* Your goal:
Exactly as written, quote every line that follows, skipping the images.

* Entries shown:
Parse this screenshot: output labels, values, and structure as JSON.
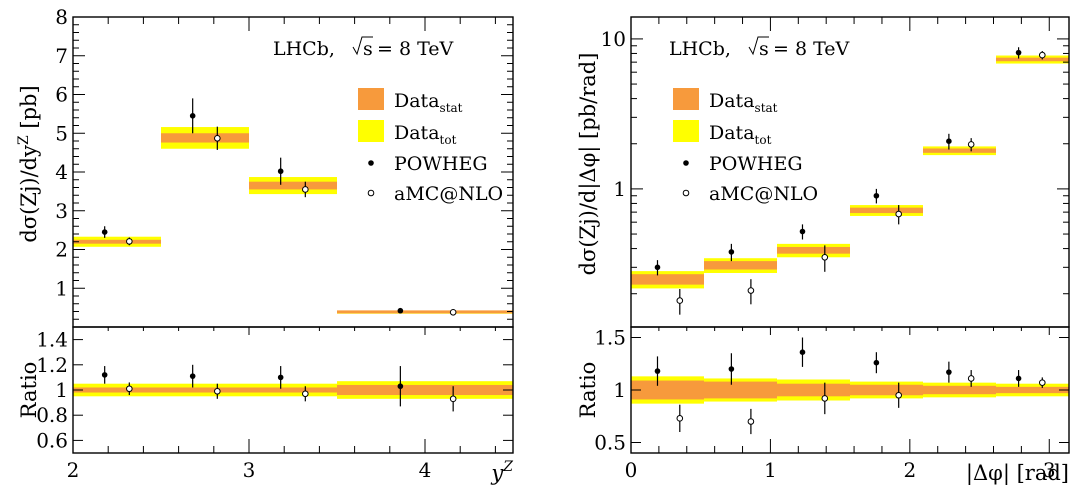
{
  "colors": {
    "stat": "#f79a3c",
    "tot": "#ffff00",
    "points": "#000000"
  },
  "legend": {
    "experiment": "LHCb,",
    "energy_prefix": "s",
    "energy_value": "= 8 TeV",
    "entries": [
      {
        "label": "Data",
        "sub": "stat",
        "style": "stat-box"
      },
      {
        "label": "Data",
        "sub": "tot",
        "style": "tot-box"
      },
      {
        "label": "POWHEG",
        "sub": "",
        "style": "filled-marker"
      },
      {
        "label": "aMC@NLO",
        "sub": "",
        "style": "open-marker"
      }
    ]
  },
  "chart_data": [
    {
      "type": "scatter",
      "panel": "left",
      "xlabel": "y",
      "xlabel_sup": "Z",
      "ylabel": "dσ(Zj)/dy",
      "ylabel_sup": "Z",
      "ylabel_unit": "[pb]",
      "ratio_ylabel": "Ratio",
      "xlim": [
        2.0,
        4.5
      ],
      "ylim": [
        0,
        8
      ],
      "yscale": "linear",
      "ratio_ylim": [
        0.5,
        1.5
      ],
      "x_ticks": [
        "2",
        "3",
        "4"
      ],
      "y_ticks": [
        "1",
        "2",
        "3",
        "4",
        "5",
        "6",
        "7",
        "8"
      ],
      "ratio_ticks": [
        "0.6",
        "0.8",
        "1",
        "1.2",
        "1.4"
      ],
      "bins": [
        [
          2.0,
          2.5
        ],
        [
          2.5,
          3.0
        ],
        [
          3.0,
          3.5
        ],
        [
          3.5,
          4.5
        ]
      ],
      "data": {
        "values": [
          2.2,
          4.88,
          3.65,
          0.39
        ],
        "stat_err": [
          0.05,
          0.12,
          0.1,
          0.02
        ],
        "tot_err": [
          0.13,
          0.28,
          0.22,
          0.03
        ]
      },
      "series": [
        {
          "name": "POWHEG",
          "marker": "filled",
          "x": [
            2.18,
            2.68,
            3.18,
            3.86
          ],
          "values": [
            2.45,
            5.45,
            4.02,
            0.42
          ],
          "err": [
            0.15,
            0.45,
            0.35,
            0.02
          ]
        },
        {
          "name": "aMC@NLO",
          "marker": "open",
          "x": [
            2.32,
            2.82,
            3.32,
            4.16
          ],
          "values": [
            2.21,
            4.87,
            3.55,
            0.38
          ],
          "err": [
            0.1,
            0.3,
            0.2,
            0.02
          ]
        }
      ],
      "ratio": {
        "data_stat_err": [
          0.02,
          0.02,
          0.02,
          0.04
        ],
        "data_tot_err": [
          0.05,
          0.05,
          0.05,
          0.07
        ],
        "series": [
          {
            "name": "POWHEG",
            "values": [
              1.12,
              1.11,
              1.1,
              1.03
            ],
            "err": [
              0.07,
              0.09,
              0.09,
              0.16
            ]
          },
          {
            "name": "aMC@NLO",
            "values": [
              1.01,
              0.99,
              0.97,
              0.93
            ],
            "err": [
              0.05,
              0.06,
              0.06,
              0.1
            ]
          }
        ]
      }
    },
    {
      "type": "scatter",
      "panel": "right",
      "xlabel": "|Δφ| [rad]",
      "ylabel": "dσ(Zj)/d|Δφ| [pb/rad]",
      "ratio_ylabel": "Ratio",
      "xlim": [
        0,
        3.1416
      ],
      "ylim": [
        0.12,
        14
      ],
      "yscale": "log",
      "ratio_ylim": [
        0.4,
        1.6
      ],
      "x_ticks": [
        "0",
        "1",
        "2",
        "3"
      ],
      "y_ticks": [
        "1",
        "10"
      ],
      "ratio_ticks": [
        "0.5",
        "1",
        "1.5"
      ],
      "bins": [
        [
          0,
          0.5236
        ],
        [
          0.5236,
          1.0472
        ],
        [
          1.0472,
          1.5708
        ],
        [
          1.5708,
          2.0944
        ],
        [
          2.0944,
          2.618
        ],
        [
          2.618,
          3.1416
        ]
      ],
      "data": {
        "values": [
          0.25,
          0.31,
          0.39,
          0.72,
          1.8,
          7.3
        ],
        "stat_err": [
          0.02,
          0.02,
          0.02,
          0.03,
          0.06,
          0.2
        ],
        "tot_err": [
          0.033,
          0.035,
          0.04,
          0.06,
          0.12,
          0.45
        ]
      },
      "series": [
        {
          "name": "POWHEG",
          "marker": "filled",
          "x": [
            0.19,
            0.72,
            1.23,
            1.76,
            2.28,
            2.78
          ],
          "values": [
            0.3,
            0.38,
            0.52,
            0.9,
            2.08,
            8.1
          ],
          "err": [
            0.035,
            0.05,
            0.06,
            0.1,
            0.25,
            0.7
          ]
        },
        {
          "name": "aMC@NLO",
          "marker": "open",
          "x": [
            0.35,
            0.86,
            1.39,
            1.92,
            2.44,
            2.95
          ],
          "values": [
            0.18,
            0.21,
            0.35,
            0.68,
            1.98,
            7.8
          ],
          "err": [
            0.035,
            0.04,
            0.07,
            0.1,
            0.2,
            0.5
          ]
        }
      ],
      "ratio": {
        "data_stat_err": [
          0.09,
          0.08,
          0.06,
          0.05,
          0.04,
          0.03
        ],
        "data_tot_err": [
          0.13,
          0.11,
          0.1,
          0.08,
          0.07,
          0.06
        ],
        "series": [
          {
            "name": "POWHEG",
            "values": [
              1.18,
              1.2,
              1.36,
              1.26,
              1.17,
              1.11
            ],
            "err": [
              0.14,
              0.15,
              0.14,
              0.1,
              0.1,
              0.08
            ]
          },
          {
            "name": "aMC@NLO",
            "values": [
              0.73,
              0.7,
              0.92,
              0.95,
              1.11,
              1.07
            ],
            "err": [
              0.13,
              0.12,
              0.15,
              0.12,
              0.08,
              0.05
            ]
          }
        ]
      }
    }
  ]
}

* Task answer:
Parse this screenshot: output labels, values, and structure as JSON.
{
  "colors": {
    "stat": "#f79a3c",
    "tot": "#ffff00",
    "points": "#000000"
  },
  "legend": {
    "experiment": "LHCb,",
    "energy_prefix": "s",
    "energy_value": "= 8 TeV",
    "entries": [
      {
        "label": "Data",
        "sub": "stat",
        "style": "stat-box"
      },
      {
        "label": "Data",
        "sub": "tot",
        "style": "tot-box"
      },
      {
        "label": "POWHEG",
        "sub": "",
        "style": "filled-marker"
      },
      {
        "label": "aMC@NLO",
        "sub": "",
        "style": "open-marker"
      }
    ]
  },
  "chart_data": [
    {
      "type": "scatter",
      "panel": "left",
      "xlabel": "y",
      "xlabel_sup": "Z",
      "ylabel": "dσ(Zj)/dy",
      "ylabel_sup": "Z",
      "ylabel_unit": "[pb]",
      "ratio_ylabel": "Ratio",
      "xlim": [
        2.0,
        4.5
      ],
      "ylim": [
        0,
        8
      ],
      "yscale": "linear",
      "ratio_ylim": [
        0.5,
        1.5
      ],
      "x_ticks": [
        "2",
        "3",
        "4"
      ],
      "y_ticks": [
        "1",
        "2",
        "3",
        "4",
        "5",
        "6",
        "7",
        "8"
      ],
      "ratio_ticks": [
        "0.6",
        "0.8",
        "1",
        "1.2",
        "1.4"
      ],
      "bins": [
        [
          2.0,
          2.5
        ],
        [
          2.5,
          3.0
        ],
        [
          3.0,
          3.5
        ],
        [
          3.5,
          4.5
        ]
      ],
      "data": {
        "values": [
          2.2,
          4.88,
          3.65,
          0.39
        ],
        "stat_err": [
          0.05,
          0.12,
          0.1,
          0.02
        ],
        "tot_err": [
          0.13,
          0.28,
          0.22,
          0.03
        ]
      },
      "series": [
        {
          "name": "POWHEG",
          "marker": "filled",
          "x": [
            2.18,
            2.68,
            3.18,
            3.86
          ],
          "values": [
            2.45,
            5.45,
            4.02,
            0.42
          ],
          "err": [
            0.15,
            0.45,
            0.35,
            0.02
          ]
        },
        {
          "name": "aMC@NLO",
          "marker": "open",
          "x": [
            2.32,
            2.82,
            3.32,
            4.16
          ],
          "values": [
            2.21,
            4.87,
            3.55,
            0.38
          ],
          "err": [
            0.1,
            0.3,
            0.2,
            0.02
          ]
        }
      ],
      "ratio": {
        "data_stat_err": [
          0.02,
          0.02,
          0.02,
          0.04
        ],
        "data_tot_err": [
          0.05,
          0.05,
          0.05,
          0.07
        ],
        "series": [
          {
            "name": "POWHEG",
            "values": [
              1.12,
              1.11,
              1.1,
              1.03
            ],
            "err": [
              0.07,
              0.09,
              0.09,
              0.16
            ]
          },
          {
            "name": "aMC@NLO",
            "values": [
              1.01,
              0.99,
              0.97,
              0.93
            ],
            "err": [
              0.05,
              0.06,
              0.06,
              0.1
            ]
          }
        ]
      }
    },
    {
      "type": "scatter",
      "panel": "right",
      "xlabel": "|Δφ| [rad]",
      "ylabel": "dσ(Zj)/d|Δφ| [pb/rad]",
      "ratio_ylabel": "Ratio",
      "xlim": [
        0,
        3.1416
      ],
      "ylim": [
        0.12,
        14
      ],
      "yscale": "log",
      "ratio_ylim": [
        0.4,
        1.6
      ],
      "x_ticks": [
        "0",
        "1",
        "2",
        "3"
      ],
      "y_ticks": [
        "1",
        "10"
      ],
      "ratio_ticks": [
        "0.5",
        "1",
        "1.5"
      ],
      "bins": [
        [
          0,
          0.5236
        ],
        [
          0.5236,
          1.0472
        ],
        [
          1.0472,
          1.5708
        ],
        [
          1.5708,
          2.0944
        ],
        [
          2.0944,
          2.618
        ],
        [
          2.618,
          3.1416
        ]
      ],
      "data": {
        "values": [
          0.25,
          0.31,
          0.39,
          0.72,
          1.8,
          7.3
        ],
        "stat_err": [
          0.02,
          0.02,
          0.02,
          0.03,
          0.06,
          0.2
        ],
        "tot_err": [
          0.033,
          0.035,
          0.04,
          0.06,
          0.12,
          0.45
        ]
      },
      "series": [
        {
          "name": "POWHEG",
          "marker": "filled",
          "x": [
            0.19,
            0.72,
            1.23,
            1.76,
            2.28,
            2.78
          ],
          "values": [
            0.3,
            0.38,
            0.52,
            0.9,
            2.08,
            8.1
          ],
          "err": [
            0.035,
            0.05,
            0.06,
            0.1,
            0.25,
            0.7
          ]
        },
        {
          "name": "aMC@NLO",
          "marker": "open",
          "x": [
            0.35,
            0.86,
            1.39,
            1.92,
            2.44,
            2.95
          ],
          "values": [
            0.18,
            0.21,
            0.35,
            0.68,
            1.98,
            7.8
          ],
          "err": [
            0.035,
            0.04,
            0.07,
            0.1,
            0.2,
            0.5
          ]
        }
      ],
      "ratio": {
        "data_stat_err": [
          0.09,
          0.08,
          0.06,
          0.05,
          0.04,
          0.03
        ],
        "data_tot_err": [
          0.13,
          0.11,
          0.1,
          0.08,
          0.07,
          0.06
        ],
        "series": [
          {
            "name": "POWHEG",
            "values": [
              1.18,
              1.2,
              1.36,
              1.26,
              1.17,
              1.11
            ],
            "err": [
              0.14,
              0.15,
              0.14,
              0.1,
              0.1,
              0.08
            ]
          },
          {
            "name": "aMC@NLO",
            "values": [
              0.73,
              0.7,
              0.92,
              0.95,
              1.11,
              1.07
            ],
            "err": [
              0.13,
              0.12,
              0.15,
              0.12,
              0.08,
              0.05
            ]
          }
        ]
      }
    }
  ]
}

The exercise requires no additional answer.